TASK BRIEF: Reproduce every one of the rows below, line for line and without any change.

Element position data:
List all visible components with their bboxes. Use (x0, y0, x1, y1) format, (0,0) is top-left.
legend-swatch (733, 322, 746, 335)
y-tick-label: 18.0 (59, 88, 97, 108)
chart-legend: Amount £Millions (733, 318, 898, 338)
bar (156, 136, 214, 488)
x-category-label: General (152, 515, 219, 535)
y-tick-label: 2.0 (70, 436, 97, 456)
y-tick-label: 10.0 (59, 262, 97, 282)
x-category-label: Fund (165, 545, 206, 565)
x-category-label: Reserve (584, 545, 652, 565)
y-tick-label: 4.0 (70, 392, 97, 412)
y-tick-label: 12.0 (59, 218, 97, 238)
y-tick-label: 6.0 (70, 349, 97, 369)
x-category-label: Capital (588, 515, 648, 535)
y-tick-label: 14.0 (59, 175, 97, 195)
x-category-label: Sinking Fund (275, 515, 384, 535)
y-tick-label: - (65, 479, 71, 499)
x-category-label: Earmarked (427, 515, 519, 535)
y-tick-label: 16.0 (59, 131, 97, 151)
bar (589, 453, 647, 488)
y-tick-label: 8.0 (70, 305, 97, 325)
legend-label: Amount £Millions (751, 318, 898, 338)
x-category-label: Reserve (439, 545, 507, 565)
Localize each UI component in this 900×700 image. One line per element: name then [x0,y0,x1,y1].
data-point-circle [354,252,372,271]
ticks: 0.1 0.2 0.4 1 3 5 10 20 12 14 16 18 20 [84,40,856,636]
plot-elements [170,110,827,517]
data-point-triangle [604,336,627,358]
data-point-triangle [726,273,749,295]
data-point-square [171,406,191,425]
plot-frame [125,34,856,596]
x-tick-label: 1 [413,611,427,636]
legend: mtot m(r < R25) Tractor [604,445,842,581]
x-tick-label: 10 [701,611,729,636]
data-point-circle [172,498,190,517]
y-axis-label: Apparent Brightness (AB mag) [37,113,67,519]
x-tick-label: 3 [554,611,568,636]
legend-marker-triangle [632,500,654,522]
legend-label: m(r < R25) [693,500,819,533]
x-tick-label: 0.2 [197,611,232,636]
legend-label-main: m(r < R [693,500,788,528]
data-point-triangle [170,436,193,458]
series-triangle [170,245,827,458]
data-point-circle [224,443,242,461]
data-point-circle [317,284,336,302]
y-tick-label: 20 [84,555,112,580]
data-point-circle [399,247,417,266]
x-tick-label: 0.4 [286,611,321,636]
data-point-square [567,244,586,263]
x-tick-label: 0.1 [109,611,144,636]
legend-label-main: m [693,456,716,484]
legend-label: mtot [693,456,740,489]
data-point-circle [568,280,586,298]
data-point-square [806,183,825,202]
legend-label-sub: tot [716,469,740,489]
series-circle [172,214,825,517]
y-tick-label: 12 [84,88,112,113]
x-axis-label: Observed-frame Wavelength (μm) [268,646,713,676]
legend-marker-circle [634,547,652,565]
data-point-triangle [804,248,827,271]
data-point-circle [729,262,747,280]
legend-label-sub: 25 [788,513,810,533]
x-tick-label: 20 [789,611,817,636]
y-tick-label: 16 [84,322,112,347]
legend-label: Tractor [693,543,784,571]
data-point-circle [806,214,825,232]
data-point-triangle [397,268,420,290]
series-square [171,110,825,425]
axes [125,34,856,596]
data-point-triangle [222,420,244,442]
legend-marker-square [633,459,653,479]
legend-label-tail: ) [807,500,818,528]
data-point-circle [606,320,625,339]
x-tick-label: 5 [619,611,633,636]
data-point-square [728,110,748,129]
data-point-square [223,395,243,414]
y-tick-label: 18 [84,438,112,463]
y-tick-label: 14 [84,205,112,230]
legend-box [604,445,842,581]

WRITTEN ANSWER:
List all visible components with their bboxes. Use (x0, y0, x1, y1) format, (0,0) is top-left.
legend-swatch (733, 322, 746, 335)
y-tick-label: 18.0 (59, 88, 97, 108)
chart-legend: Amount £Millions (733, 318, 898, 338)
bar (156, 136, 214, 488)
x-category-label: General (152, 515, 219, 535)
y-tick-label: 2.0 (70, 436, 97, 456)
y-tick-label: 10.0 (59, 262, 97, 282)
x-category-label: Fund (165, 545, 206, 565)
x-category-label: Reserve (584, 545, 652, 565)
y-tick-label: 4.0 (70, 392, 97, 412)
y-tick-label: 12.0 (59, 218, 97, 238)
y-tick-label: 6.0 (70, 349, 97, 369)
x-category-label: Capital (588, 515, 648, 535)
y-tick-label: 14.0 (59, 175, 97, 195)
x-category-label: Sinking Fund (275, 515, 384, 535)
y-tick-label: - (65, 479, 71, 499)
x-category-label: Earmarked (427, 515, 519, 535)
y-tick-label: 16.0 (59, 131, 97, 151)
bar (589, 453, 647, 488)
y-tick-label: 8.0 (70, 305, 97, 325)
legend-label: Amount £Millions (751, 318, 898, 338)
x-category-label: Reserve (439, 545, 507, 565)
Localize each UI component in this 900×700 image. One line per element: name then [x0,y0,x1,y1].
data-point-circle [354,252,372,271]
ticks: 0.1 0.2 0.4 1 3 5 10 20 12 14 16 18 20 [84,40,856,636]
plot-elements [170,110,827,517]
data-point-triangle [604,336,627,358]
data-point-triangle [726,273,749,295]
data-point-square [171,406,191,425]
plot-frame [125,34,856,596]
x-tick-label: 1 [413,611,427,636]
legend: mtot m(r < R25) Tractor [604,445,842,581]
x-tick-label: 10 [701,611,729,636]
data-point-circle [172,498,190,517]
y-axis-label: Apparent Brightness (AB mag) [37,113,67,519]
x-tick-label: 3 [554,611,568,636]
legend-marker-triangle [632,500,654,522]
legend-label: m(r < R25) [693,500,819,533]
x-tick-label: 0.2 [197,611,232,636]
legend-label-main: m(r < R [693,500,788,528]
data-point-triangle [170,436,193,458]
series-triangle [170,245,827,458]
data-point-circle [224,443,242,461]
data-point-circle [317,284,336,302]
y-tick-label: 20 [84,555,112,580]
data-point-circle [399,247,417,266]
x-tick-label: 0.4 [286,611,321,636]
data-point-square [567,244,586,263]
x-tick-label: 0.1 [109,611,144,636]
legend-label-main: m [693,456,716,484]
legend-label: mtot [693,456,740,489]
data-point-circle [568,280,586,298]
data-point-square [806,183,825,202]
legend-label-sub: tot [716,469,740,489]
series-circle [172,214,825,517]
y-tick-label: 12 [84,88,112,113]
x-axis-label: Observed-frame Wavelength (μm) [268,646,713,676]
legend-marker-circle [634,547,652,565]
data-point-triangle [804,248,827,271]
data-point-circle [729,262,747,280]
legend-label-sub: 25 [788,513,810,533]
x-tick-label: 20 [789,611,817,636]
y-tick-label: 16 [84,322,112,347]
legend-label: Tractor [693,543,784,571]
data-point-circle [806,214,825,232]
data-point-triangle [397,268,420,290]
series-square [171,110,825,425]
axes [125,34,856,596]
data-point-triangle [222,420,244,442]
legend-marker-square [633,459,653,479]
legend-label-tail: ) [807,500,818,528]
data-point-circle [606,320,625,339]
x-tick-label: 5 [619,611,633,636]
data-point-square [728,110,748,129]
data-point-square [223,395,243,414]
y-tick-label: 18 [84,438,112,463]
y-tick-label: 14 [84,205,112,230]
legend-box [604,445,842,581]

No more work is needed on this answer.